BEGIN DATA TO PROCESS

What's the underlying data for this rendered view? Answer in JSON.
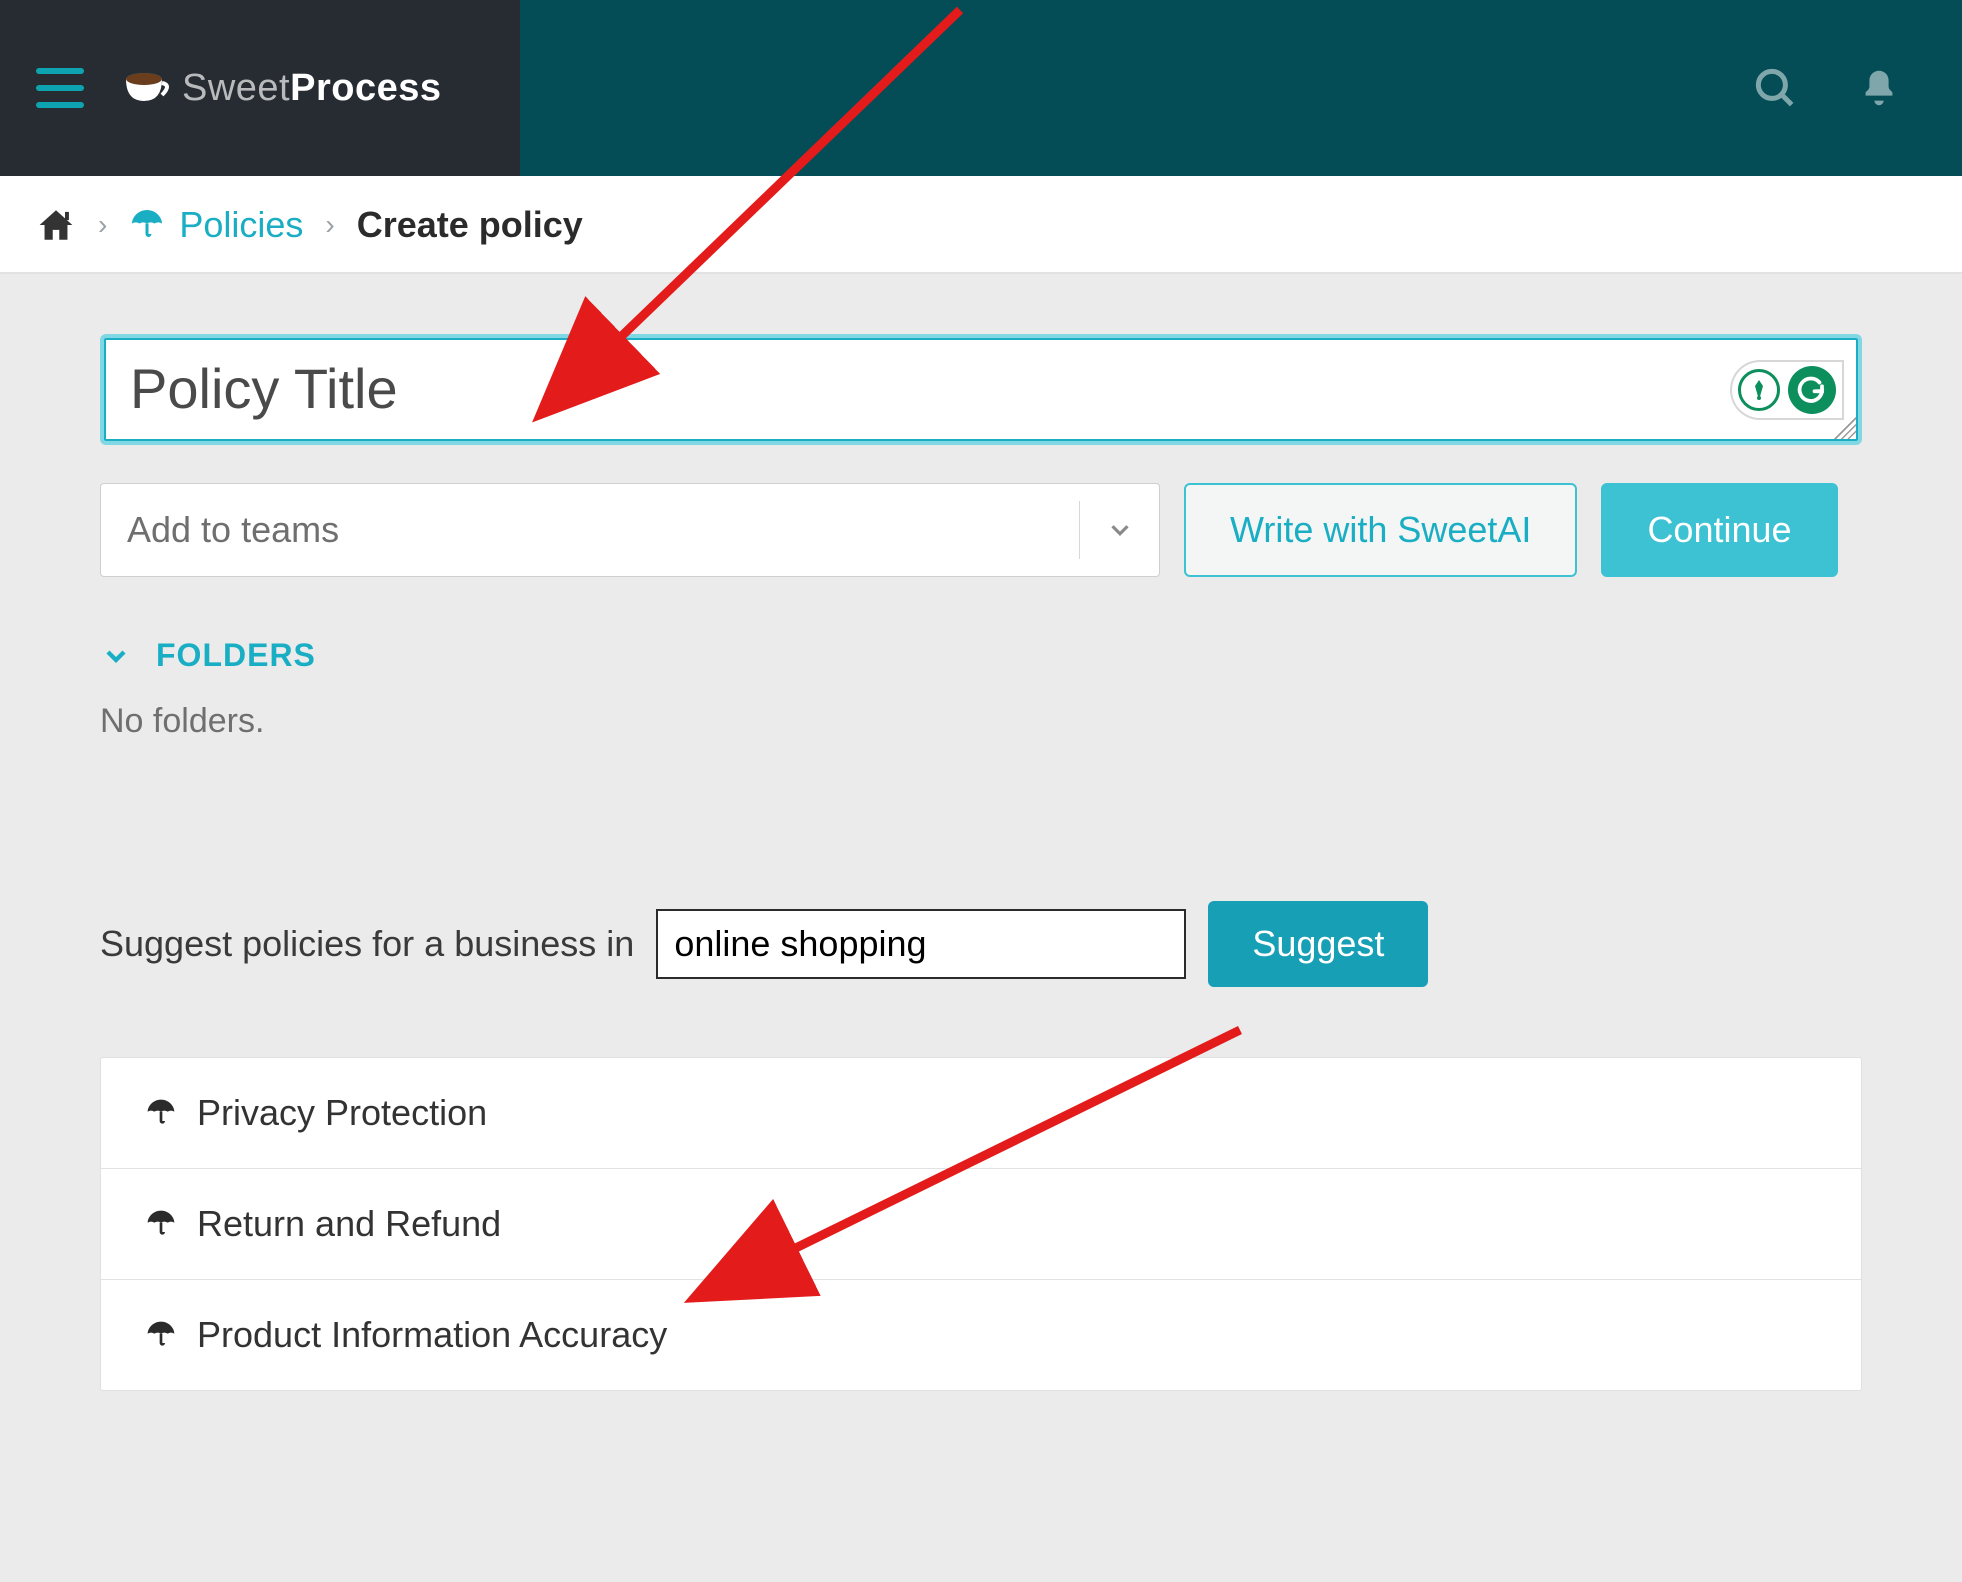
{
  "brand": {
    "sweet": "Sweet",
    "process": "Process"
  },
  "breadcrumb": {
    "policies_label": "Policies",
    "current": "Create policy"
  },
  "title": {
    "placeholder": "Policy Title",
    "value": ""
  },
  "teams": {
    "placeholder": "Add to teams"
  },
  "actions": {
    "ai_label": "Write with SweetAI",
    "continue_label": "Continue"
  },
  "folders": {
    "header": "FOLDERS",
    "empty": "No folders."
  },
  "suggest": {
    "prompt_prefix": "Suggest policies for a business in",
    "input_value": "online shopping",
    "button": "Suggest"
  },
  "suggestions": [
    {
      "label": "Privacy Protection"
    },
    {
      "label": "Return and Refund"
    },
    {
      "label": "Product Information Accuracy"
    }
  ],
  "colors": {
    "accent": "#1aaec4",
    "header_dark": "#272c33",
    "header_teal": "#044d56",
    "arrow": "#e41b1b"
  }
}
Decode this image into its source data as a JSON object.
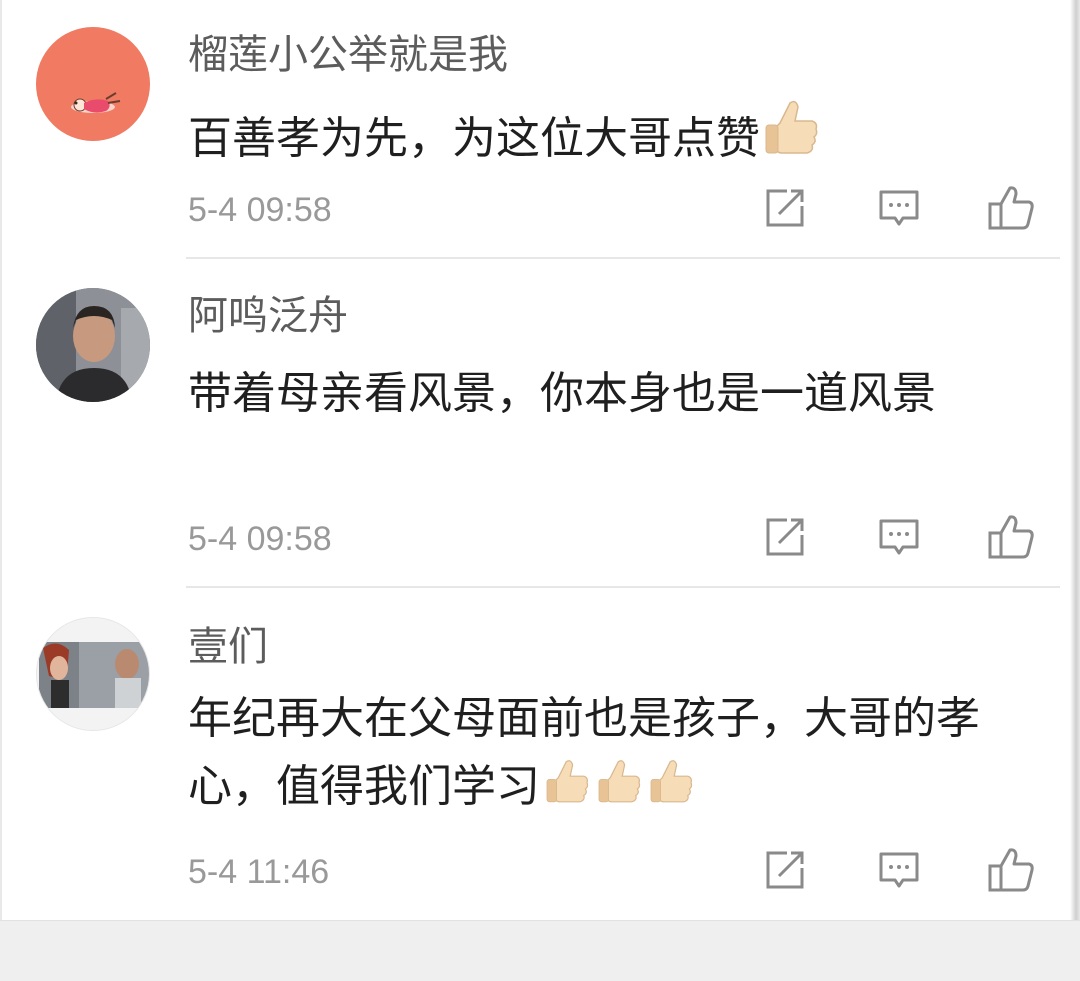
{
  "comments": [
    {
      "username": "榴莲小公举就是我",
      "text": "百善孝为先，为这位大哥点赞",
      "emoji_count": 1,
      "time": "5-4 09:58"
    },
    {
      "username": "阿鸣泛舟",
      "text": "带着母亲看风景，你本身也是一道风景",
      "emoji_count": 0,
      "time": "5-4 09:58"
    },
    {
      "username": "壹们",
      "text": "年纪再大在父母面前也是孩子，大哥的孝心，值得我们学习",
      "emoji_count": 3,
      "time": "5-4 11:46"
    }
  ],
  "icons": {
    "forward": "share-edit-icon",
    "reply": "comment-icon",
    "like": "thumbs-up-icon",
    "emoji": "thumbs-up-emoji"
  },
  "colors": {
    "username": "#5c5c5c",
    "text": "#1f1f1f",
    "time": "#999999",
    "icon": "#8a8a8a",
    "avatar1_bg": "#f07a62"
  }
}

END DATA TO PROCESS

Reproduce the material word for word. Any pictures should be left out of the copy.

What's the underlying data for this rendered view? Answer in JSON.
{
  "brand": {
    "sweet": "Sweet",
    "process": "Process"
  },
  "breadcrumb": {
    "policies_label": "Policies",
    "current": "Create policy"
  },
  "title": {
    "placeholder": "Policy Title",
    "value": ""
  },
  "teams": {
    "placeholder": "Add to teams"
  },
  "actions": {
    "ai_label": "Write with SweetAI",
    "continue_label": "Continue"
  },
  "folders": {
    "header": "FOLDERS",
    "empty": "No folders."
  },
  "suggest": {
    "prompt_prefix": "Suggest policies for a business in",
    "input_value": "online shopping",
    "button": "Suggest"
  },
  "suggestions": [
    {
      "label": "Privacy Protection"
    },
    {
      "label": "Return and Refund"
    },
    {
      "label": "Product Information Accuracy"
    }
  ],
  "colors": {
    "accent": "#1aaec4",
    "header_dark": "#272c33",
    "header_teal": "#044d56",
    "arrow": "#e41b1b"
  }
}
Decode this image into its source data as a JSON object.
{
  "comments": [
    {
      "username": "榴莲小公举就是我",
      "text": "百善孝为先，为这位大哥点赞",
      "emoji_count": 1,
      "time": "5-4 09:58"
    },
    {
      "username": "阿鸣泛舟",
      "text": "带着母亲看风景，你本身也是一道风景",
      "emoji_count": 0,
      "time": "5-4 09:58"
    },
    {
      "username": "壹们",
      "text": "年纪再大在父母面前也是孩子，大哥的孝心，值得我们学习",
      "emoji_count": 3,
      "time": "5-4 11:46"
    }
  ],
  "icons": {
    "forward": "share-edit-icon",
    "reply": "comment-icon",
    "like": "thumbs-up-icon",
    "emoji": "thumbs-up-emoji"
  },
  "colors": {
    "username": "#5c5c5c",
    "text": "#1f1f1f",
    "time": "#999999",
    "icon": "#8a8a8a",
    "avatar1_bg": "#f07a62"
  }
}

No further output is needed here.